### Your task
Output the full listing below exactly as it reads, and skip anything that is a picture.

** begin Information shown **

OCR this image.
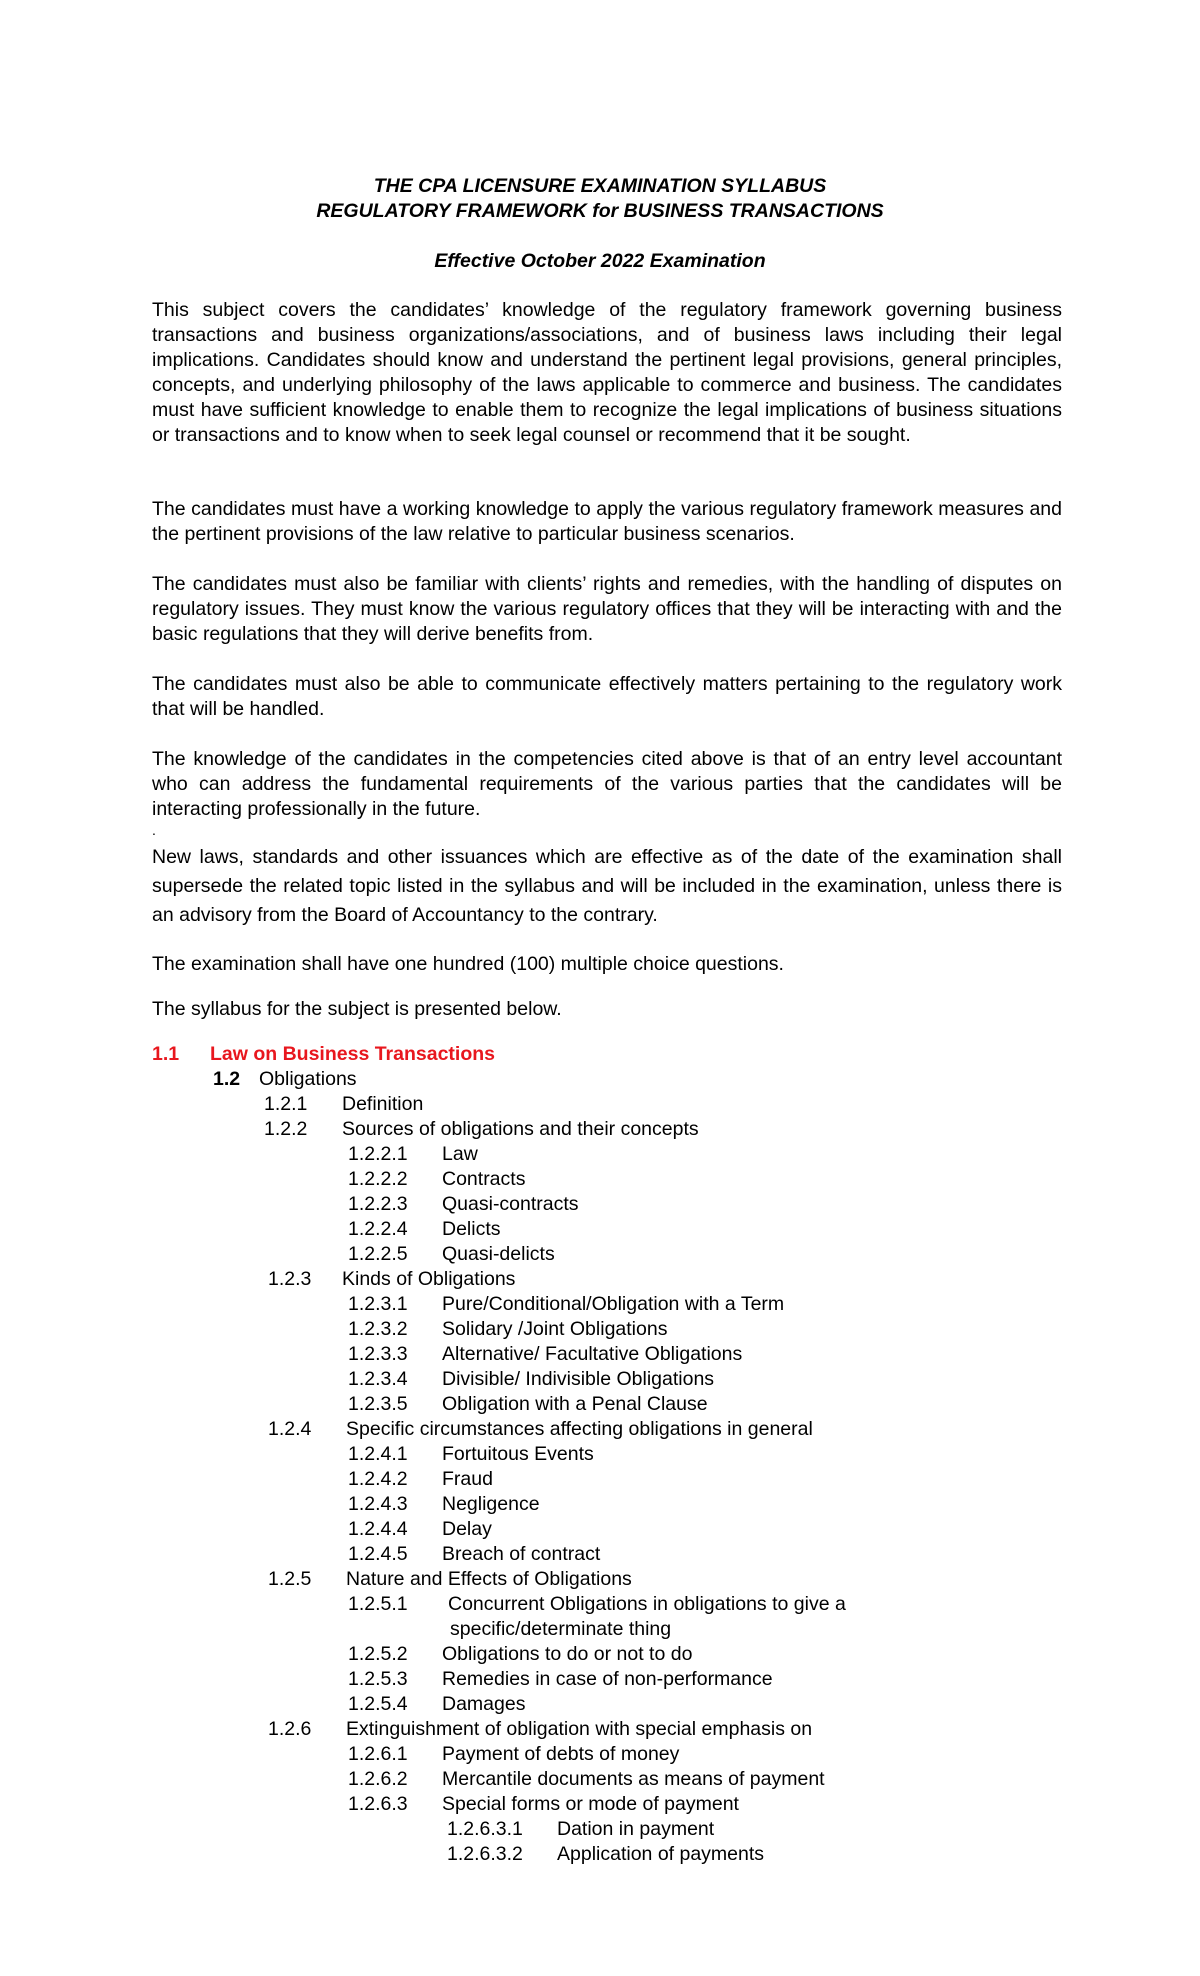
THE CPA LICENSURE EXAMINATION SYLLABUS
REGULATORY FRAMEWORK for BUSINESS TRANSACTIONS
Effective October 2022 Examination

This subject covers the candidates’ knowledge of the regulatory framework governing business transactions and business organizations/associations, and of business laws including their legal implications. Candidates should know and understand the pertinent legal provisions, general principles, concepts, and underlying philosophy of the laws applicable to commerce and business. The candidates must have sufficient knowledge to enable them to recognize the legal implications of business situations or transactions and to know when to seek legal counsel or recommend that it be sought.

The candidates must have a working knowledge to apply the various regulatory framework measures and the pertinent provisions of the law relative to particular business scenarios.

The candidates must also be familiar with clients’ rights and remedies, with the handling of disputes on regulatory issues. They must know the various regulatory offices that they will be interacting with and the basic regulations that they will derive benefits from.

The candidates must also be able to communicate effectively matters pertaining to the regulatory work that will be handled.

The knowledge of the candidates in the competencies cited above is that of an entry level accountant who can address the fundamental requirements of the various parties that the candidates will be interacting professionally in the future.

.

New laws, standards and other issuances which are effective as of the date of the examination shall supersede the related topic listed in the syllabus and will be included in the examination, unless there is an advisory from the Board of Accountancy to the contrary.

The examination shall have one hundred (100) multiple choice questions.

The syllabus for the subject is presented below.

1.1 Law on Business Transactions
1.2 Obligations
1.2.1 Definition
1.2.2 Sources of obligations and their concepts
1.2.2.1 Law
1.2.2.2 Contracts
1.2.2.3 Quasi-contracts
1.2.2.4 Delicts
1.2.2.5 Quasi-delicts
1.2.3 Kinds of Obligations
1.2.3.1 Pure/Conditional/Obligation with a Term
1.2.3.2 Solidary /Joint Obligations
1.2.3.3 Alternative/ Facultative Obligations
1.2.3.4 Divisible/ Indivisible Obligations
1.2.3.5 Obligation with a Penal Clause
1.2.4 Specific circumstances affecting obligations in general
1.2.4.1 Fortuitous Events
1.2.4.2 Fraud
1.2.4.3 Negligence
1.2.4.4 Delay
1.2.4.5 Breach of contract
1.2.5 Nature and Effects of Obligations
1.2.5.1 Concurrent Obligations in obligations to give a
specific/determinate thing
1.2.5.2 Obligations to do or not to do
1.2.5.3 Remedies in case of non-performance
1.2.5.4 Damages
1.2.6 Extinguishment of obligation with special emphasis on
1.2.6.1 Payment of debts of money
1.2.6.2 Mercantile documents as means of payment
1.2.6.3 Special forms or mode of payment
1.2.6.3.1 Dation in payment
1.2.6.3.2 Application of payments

** end Information shown **

### Task response
OCR this image.
THE CPA LICENSURE EXAMINATION SYLLABUS
REGULATORY FRAMEWORK for BUSINESS TRANSACTIONS
Effective October 2022 Examination

This subject covers the candidates’ knowledge of the regulatory framework governing business transactions and business organizations/associations, and of business laws including their legal implications. Candidates should know and understand the pertinent legal provisions, general principles, concepts, and underlying philosophy of the laws applicable to commerce and business. The candidates must have sufficient knowledge to enable them to recognize the legal implications of business situations or transactions and to know when to seek legal counsel or recommend that it be sought.

The candidates must have a working knowledge to apply the various regulatory framework measures and the pertinent provisions of the law relative to particular business scenarios.

The candidates must also be familiar with clients’ rights and remedies, with the handling of disputes on regulatory issues. They must know the various regulatory offices that they will be interacting with and the basic regulations that they will derive benefits from.

The candidates must also be able to communicate effectively matters pertaining to the regulatory work that will be handled.

The knowledge of the candidates in the competencies cited above is that of an entry level accountant who can address the fundamental requirements of the various parties that the candidates will be interacting professionally in the future.

.

New laws, standards and other issuances which are effective as of the date of the examination shall supersede the related topic listed in the syllabus and will be included in the examination, unless there is an advisory from the Board of Accountancy to the contrary.

The examination shall have one hundred (100) multiple choice questions.

The syllabus for the subject is presented below.

1.1 Law on Business Transactions
1.2 Obligations
1.2.1 Definition
1.2.2 Sources of obligations and their concepts
1.2.2.1 Law
1.2.2.2 Contracts
1.2.2.3 Quasi-contracts
1.2.2.4 Delicts
1.2.2.5 Quasi-delicts
1.2.3 Kinds of Obligations
1.2.3.1 Pure/Conditional/Obligation with a Term
1.2.3.2 Solidary /Joint Obligations
1.2.3.3 Alternative/ Facultative Obligations
1.2.3.4 Divisible/ Indivisible Obligations
1.2.3.5 Obligation with a Penal Clause
1.2.4 Specific circumstances affecting obligations in general
1.2.4.1 Fortuitous Events
1.2.4.2 Fraud
1.2.4.3 Negligence
1.2.4.4 Delay
1.2.4.5 Breach of contract
1.2.5 Nature and Effects of Obligations
1.2.5.1 Concurrent Obligations in obligations to give a
specific/determinate thing
1.2.5.2 Obligations to do or not to do
1.2.5.3 Remedies in case of non-performance
1.2.5.4 Damages
1.2.6 Extinguishment of obligation with special emphasis on
1.2.6.1 Payment of debts of money
1.2.6.2 Mercantile documents as means of payment
1.2.6.3 Special forms or mode of payment
1.2.6.3.1 Dation in payment
1.2.6.3.2 Application of payments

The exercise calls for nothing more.